The exercise: Reply only with how many lines contain the word "title".

Exercise inputs:
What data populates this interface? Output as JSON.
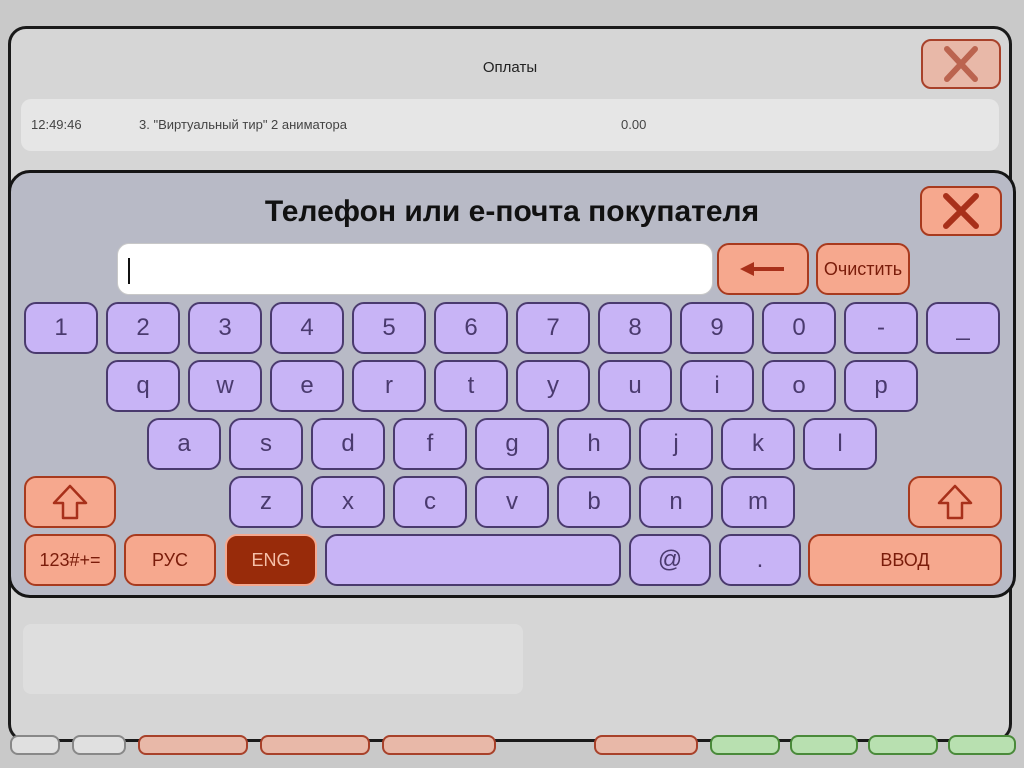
{
  "background_window": {
    "title": "Оплаты",
    "row": {
      "time": "12:49:46",
      "description": "3. \"Виртуальный тир\" 2 аниматора",
      "amount": "0.00"
    }
  },
  "keyboard": {
    "title": "Телефон или е-почта покупателя",
    "input_value": "",
    "clear_label": "Очистить",
    "row_digits": [
      "1",
      "2",
      "3",
      "4",
      "5",
      "6",
      "7",
      "8",
      "9",
      "0",
      "-",
      "_"
    ],
    "row_1": [
      "q",
      "w",
      "e",
      "r",
      "t",
      "y",
      "u",
      "i",
      "o",
      "p"
    ],
    "row_2": [
      "a",
      "s",
      "d",
      "f",
      "g",
      "h",
      "j",
      "k",
      "l"
    ],
    "row_3": [
      "z",
      "x",
      "c",
      "v",
      "b",
      "n",
      "m"
    ],
    "symbols_label": "123#+=",
    "rus_label": "РУС",
    "eng_label": "ENG",
    "at_label": "@",
    "dot_label": ".",
    "enter_label": "ВВОД",
    "active_layout": "ENG"
  },
  "colors": {
    "key_fill": "#c8b4f6",
    "key_border": "#4a3a6e",
    "action_fill": "#f6a88e",
    "action_border": "#a83a1e",
    "active_fill": "#982b0a",
    "panel": "#b8bac6"
  }
}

Response: 2